(Saved entries)

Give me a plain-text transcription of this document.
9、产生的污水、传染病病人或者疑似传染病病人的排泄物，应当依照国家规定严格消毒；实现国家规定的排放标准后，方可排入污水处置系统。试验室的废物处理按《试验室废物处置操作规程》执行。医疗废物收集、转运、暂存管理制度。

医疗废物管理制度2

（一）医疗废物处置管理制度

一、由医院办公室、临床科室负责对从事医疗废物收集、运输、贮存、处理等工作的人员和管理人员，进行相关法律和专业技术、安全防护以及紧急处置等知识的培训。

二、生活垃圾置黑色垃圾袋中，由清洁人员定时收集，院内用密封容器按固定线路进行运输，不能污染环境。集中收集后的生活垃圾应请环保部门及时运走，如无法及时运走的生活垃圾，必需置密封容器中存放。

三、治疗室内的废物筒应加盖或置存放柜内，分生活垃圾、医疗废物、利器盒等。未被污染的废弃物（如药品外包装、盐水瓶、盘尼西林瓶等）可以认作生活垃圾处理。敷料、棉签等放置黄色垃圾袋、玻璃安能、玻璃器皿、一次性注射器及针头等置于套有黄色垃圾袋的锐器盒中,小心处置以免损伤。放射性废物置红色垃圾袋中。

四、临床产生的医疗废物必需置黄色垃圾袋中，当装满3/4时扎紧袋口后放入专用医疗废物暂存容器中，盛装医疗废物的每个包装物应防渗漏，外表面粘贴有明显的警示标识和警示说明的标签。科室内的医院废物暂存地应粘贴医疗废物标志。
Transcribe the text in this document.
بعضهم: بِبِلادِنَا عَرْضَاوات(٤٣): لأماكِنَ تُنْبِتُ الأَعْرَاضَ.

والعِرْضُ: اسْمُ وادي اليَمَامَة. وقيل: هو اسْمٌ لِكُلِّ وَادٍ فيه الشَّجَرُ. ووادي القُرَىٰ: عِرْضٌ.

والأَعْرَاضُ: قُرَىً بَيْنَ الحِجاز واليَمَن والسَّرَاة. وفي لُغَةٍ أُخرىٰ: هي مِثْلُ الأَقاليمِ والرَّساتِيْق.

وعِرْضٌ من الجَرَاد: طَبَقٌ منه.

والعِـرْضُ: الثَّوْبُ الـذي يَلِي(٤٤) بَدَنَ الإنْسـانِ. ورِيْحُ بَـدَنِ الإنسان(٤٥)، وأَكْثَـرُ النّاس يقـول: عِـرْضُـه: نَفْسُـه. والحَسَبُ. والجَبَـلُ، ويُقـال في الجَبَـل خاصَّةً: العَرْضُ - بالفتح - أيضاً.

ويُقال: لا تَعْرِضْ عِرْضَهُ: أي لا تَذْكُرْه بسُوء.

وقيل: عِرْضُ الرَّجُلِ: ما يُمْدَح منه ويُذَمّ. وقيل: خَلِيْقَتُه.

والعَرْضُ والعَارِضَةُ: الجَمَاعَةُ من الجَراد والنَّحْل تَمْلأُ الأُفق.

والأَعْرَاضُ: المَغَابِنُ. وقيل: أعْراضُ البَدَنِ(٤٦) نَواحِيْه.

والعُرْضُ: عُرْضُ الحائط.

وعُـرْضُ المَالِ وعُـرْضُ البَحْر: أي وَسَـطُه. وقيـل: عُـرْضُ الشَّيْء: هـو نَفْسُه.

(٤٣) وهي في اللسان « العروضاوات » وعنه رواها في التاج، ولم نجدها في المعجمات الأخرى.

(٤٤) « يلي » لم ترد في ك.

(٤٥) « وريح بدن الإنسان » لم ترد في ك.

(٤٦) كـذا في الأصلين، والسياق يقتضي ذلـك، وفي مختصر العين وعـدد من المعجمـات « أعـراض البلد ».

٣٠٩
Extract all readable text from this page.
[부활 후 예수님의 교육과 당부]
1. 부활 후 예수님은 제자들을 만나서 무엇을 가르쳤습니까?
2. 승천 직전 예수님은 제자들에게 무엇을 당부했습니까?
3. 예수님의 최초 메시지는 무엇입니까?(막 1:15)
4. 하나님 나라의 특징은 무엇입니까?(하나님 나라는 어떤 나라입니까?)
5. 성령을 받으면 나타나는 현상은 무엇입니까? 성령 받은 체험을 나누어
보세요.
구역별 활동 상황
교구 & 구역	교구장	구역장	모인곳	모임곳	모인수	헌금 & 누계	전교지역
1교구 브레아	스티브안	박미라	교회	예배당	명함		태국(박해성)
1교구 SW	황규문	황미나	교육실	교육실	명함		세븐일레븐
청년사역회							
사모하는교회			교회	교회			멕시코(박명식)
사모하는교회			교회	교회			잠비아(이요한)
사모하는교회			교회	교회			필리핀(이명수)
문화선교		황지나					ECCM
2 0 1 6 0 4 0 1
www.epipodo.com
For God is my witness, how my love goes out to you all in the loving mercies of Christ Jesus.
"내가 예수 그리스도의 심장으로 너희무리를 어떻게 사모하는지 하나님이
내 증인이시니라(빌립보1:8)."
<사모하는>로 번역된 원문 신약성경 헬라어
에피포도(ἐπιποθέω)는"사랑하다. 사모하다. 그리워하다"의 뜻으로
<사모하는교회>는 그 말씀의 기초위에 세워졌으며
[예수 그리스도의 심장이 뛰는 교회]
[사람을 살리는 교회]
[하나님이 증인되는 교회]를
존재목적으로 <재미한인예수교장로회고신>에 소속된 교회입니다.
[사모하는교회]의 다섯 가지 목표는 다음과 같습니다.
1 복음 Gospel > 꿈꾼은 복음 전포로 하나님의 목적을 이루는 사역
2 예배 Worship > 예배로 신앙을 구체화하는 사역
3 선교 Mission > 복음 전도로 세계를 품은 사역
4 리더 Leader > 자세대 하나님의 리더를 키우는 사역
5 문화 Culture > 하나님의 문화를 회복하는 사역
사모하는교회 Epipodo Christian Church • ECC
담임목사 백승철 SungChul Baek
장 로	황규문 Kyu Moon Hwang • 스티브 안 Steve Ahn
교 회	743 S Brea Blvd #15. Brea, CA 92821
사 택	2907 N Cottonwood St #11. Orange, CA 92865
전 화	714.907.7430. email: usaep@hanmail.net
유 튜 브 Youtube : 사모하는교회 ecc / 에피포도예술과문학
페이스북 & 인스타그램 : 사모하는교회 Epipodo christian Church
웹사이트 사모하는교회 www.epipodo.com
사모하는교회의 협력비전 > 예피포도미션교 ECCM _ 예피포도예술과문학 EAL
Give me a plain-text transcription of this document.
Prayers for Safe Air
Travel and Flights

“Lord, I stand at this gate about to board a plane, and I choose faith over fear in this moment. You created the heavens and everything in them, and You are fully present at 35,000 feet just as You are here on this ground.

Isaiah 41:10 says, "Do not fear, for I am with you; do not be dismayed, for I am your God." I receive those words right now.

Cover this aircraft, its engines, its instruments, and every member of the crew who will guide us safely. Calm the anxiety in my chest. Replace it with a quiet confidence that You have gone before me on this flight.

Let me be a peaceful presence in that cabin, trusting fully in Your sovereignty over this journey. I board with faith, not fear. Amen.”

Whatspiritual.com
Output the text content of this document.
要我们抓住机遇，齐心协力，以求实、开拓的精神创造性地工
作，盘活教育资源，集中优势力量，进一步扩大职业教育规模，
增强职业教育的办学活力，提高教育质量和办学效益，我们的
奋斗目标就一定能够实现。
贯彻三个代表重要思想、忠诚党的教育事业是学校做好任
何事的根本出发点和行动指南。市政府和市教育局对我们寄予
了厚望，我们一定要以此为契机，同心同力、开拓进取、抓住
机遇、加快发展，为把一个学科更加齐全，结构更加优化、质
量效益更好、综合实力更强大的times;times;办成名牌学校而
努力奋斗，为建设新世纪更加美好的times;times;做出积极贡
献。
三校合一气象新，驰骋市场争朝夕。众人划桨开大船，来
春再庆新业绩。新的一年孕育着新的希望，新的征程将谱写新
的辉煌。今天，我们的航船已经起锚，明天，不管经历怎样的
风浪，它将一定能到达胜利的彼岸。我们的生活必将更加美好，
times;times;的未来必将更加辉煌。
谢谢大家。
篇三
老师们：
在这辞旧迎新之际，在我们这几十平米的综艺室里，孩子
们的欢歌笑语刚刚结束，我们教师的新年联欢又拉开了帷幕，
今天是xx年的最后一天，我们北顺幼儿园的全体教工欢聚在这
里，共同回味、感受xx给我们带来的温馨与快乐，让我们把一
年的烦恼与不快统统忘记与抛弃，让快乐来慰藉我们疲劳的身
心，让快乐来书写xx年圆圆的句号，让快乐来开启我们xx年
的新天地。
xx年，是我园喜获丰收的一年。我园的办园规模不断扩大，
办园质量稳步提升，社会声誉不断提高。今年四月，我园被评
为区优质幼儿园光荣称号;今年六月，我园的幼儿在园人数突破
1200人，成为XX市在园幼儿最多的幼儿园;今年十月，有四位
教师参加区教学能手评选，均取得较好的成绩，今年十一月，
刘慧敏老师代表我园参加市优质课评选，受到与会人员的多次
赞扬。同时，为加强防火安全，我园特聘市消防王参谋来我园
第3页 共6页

• **DESCRIPTION OF THE TASK**
Find all lines where the word "하나님이" appears. Copy them.

• **THE SOLUTION**
"내가 예수 그리스도의 심장으로 너희무리를 어떻게 사모하는지 하나님이
[하나님이 증인되는 교회]를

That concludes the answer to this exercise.